> Instructions for the task
Below are some records; return each one exactly.

*****

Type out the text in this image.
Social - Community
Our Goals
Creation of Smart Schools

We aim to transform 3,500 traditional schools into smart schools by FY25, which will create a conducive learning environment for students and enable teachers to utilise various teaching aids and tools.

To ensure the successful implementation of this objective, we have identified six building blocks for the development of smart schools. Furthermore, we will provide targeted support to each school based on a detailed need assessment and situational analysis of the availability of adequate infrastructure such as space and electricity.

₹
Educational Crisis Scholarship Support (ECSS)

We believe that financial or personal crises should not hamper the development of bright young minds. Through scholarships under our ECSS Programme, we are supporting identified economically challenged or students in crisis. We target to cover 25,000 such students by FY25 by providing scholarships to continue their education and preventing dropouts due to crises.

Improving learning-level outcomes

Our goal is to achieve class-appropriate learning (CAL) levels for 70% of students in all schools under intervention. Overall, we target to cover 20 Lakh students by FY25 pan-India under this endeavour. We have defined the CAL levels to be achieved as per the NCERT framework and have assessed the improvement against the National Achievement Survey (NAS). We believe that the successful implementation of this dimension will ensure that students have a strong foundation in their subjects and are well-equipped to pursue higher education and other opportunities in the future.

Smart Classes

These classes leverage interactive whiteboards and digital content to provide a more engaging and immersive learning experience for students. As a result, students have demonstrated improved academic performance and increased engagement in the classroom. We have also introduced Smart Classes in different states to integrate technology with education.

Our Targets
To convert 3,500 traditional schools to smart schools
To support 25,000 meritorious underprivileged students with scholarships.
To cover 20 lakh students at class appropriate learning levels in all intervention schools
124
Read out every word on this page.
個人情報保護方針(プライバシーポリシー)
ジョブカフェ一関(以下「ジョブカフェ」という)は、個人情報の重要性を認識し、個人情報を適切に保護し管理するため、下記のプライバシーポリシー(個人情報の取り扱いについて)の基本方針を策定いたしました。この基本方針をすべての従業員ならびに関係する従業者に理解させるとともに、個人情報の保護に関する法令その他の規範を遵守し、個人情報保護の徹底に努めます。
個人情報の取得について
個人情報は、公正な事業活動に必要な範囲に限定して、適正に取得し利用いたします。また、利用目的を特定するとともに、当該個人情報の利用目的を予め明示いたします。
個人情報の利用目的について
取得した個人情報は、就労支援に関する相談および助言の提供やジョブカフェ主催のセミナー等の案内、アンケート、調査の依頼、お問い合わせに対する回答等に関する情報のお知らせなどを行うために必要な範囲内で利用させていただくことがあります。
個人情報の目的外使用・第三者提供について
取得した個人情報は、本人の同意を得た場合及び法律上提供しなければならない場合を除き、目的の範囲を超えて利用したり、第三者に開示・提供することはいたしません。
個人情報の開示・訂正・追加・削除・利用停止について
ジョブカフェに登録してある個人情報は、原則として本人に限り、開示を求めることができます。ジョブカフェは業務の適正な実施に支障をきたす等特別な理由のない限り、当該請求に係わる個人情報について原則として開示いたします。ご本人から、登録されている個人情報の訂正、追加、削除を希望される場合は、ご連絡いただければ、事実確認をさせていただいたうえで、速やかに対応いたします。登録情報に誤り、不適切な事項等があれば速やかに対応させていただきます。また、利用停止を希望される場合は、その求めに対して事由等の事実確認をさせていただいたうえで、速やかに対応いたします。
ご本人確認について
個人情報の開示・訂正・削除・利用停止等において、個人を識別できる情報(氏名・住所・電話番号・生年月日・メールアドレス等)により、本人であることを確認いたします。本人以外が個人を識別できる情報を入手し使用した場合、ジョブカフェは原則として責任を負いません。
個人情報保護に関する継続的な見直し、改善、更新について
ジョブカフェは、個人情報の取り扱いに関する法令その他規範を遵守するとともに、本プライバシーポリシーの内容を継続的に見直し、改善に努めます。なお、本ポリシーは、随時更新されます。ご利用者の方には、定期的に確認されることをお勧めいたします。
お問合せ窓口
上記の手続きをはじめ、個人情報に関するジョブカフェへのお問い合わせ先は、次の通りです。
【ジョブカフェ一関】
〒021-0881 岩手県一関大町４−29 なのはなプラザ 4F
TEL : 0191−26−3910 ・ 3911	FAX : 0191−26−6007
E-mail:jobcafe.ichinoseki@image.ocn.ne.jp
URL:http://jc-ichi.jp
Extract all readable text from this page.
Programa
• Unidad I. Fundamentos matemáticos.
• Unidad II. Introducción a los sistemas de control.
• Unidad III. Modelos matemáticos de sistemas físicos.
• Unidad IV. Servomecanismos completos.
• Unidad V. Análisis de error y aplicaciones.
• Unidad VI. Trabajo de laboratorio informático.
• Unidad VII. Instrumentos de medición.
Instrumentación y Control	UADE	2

*****

> Answer in full
Type out the text in this image.
Social - Community
Our Goals
Creation of Smart Schools

We aim to transform 3,500 traditional schools into smart schools by FY25, which will create a conducive learning environment for students and enable teachers to utilise various teaching aids and tools.

To ensure the successful implementation of this objective, we have identified six building blocks for the development of smart schools. Furthermore, we will provide targeted support to each school based on a detailed need assessment and situational analysis of the availability of adequate infrastructure such as space and electricity.

₹
Educational Crisis Scholarship Support (ECSS)

We believe that financial or personal crises should not hamper the development of bright young minds. Through scholarships under our ECSS Programme, we are supporting identified economically challenged or students in crisis. We target to cover 25,000 such students by FY25 by providing scholarships to continue their education and preventing dropouts due to crises.

Improving learning-level outcomes

Our goal is to achieve class-appropriate learning (CAL) levels for 70% of students in all schools under intervention. Overall, we target to cover 20 Lakh students by FY25 pan-India under this endeavour. We have defined the CAL levels to be achieved as per the NCERT framework and have assessed the improvement against the National Achievement Survey (NAS). We believe that the successful implementation of this dimension will ensure that students have a strong foundation in their subjects and are well-equipped to pursue higher education and other opportunities in the future.

Smart Classes

These classes leverage interactive whiteboards and digital content to provide a more engaging and immersive learning experience for students. As a result, students have demonstrated improved academic performance and increased engagement in the classroom. We have also introduced Smart Classes in different states to integrate technology with education.

Our Targets
To convert 3,500 traditional schools to smart schools
To support 25,000 meritorious underprivileged students with scholarships.
To cover 20 lakh students at class appropriate learning levels in all intervention schools
124
Read out every word on this page.
個人情報保護方針(プライバシーポリシー)
ジョブカフェ一関(以下「ジョブカフェ」という)は、個人情報の重要性を認識し、個人情報を適切に保護し管理するため、下記のプライバシーポリシー(個人情報の取り扱いについて)の基本方針を策定いたしました。この基本方針をすべての従業員ならびに関係する従業者に理解させるとともに、個人情報の保護に関する法令その他の規範を遵守し、個人情報保護の徹底に努めます。
個人情報の取得について
個人情報は、公正な事業活動に必要な範囲に限定して、適正に取得し利用いたします。また、利用目的を特定するとともに、当該個人情報の利用目的を予め明示いたします。
個人情報の利用目的について
取得した個人情報は、就労支援に関する相談および助言の提供やジョブカフェ主催のセミナー等の案内、アンケート、調査の依頼、お問い合わせに対する回答等に関する情報のお知らせなどを行うために必要な範囲内で利用させていただくことがあります。
個人情報の目的外使用・第三者提供について
取得した個人情報は、本人の同意を得た場合及び法律上提供しなければならない場合を除き、目的の範囲を超えて利用したり、第三者に開示・提供することはいたしません。
個人情報の開示・訂正・追加・削除・利用停止について
ジョブカフェに登録してある個人情報は、原則として本人に限り、開示を求めることができます。ジョブカフェは業務の適正な実施に支障をきたす等特別な理由のない限り、当該請求に係わる個人情報について原則として開示いたします。ご本人から、登録されている個人情報の訂正、追加、削除を希望される場合は、ご連絡いただければ、事実確認をさせていただいたうえで、速やかに対応いたします。登録情報に誤り、不適切な事項等があれば速やかに対応させていただきます。また、利用停止を希望される場合は、その求めに対して事由等の事実確認をさせていただいたうえで、速やかに対応いたします。
ご本人確認について
個人情報の開示・訂正・削除・利用停止等において、個人を識別できる情報(氏名・住所・電話番号・生年月日・メールアドレス等)により、本人であることを確認いたします。本人以外が個人を識別できる情報を入手し使用した場合、ジョブカフェは原則として責任を負いません。
個人情報保護に関する継続的な見直し、改善、更新について
ジョブカフェは、個人情報の取り扱いに関する法令その他規範を遵守するとともに、本プライバシーポリシーの内容を継続的に見直し、改善に努めます。なお、本ポリシーは、随時更新されます。ご利用者の方には、定期的に確認されることをお勧めいたします。
お問合せ窓口
上記の手続きをはじめ、個人情報に関するジョブカフェへのお問い合わせ先は、次の通りです。
【ジョブカフェ一関】
〒021-0881 岩手県一関大町４−29 なのはなプラザ 4F
TEL : 0191−26−3910 ・ 3911	FAX : 0191−26−6007
E-mail:jobcafe.ichinoseki@image.ocn.ne.jp
URL:http://jc-ichi.jp
Extract all readable text from this page.
Programa
• Unidad I. Fundamentos matemáticos.
• Unidad II. Introducción a los sistemas de control.
• Unidad III. Modelos matemáticos de sistemas físicos.
• Unidad IV. Servomecanismos completos.
• Unidad V. Análisis de error y aplicaciones.
• Unidad VI. Trabajo de laboratorio informático.
• Unidad VII. Instrumentos de medición.
Instrumentación y Control	UADE	2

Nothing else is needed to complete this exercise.